Directions: Without the pictures, set down the records below word for word.
◆ ◆ ◆ ◆ ◆
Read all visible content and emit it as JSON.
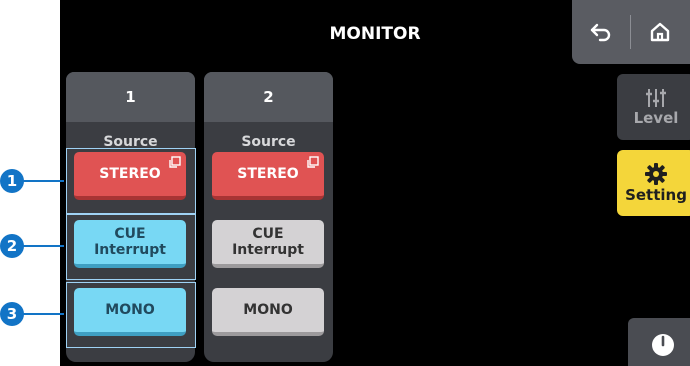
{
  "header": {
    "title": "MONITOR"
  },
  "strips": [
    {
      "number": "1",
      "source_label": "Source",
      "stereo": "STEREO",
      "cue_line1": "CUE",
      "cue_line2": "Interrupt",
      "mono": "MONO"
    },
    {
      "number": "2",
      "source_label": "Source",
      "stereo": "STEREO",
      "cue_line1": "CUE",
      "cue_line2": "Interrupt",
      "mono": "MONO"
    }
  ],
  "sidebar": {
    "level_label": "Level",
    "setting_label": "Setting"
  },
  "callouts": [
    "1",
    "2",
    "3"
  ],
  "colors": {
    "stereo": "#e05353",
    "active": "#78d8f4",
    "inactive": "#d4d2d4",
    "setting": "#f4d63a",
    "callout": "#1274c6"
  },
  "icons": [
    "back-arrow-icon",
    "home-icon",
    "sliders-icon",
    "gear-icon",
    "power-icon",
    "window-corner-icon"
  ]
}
◆ ◆ ◆ ◆ ◆
Written answer:
Read all visible content and emit it as JSON.
{
  "header": {
    "title": "MONITOR"
  },
  "strips": [
    {
      "number": "1",
      "source_label": "Source",
      "stereo": "STEREO",
      "cue_line1": "CUE",
      "cue_line2": "Interrupt",
      "mono": "MONO"
    },
    {
      "number": "2",
      "source_label": "Source",
      "stereo": "STEREO",
      "cue_line1": "CUE",
      "cue_line2": "Interrupt",
      "mono": "MONO"
    }
  ],
  "sidebar": {
    "level_label": "Level",
    "setting_label": "Setting"
  },
  "callouts": [
    "1",
    "2",
    "3"
  ],
  "colors": {
    "stereo": "#e05353",
    "active": "#78d8f4",
    "inactive": "#d4d2d4",
    "setting": "#f4d63a",
    "callout": "#1274c6"
  },
  "icons": [
    "back-arrow-icon",
    "home-icon",
    "sliders-icon",
    "gear-icon",
    "power-icon",
    "window-corner-icon"
  ]
}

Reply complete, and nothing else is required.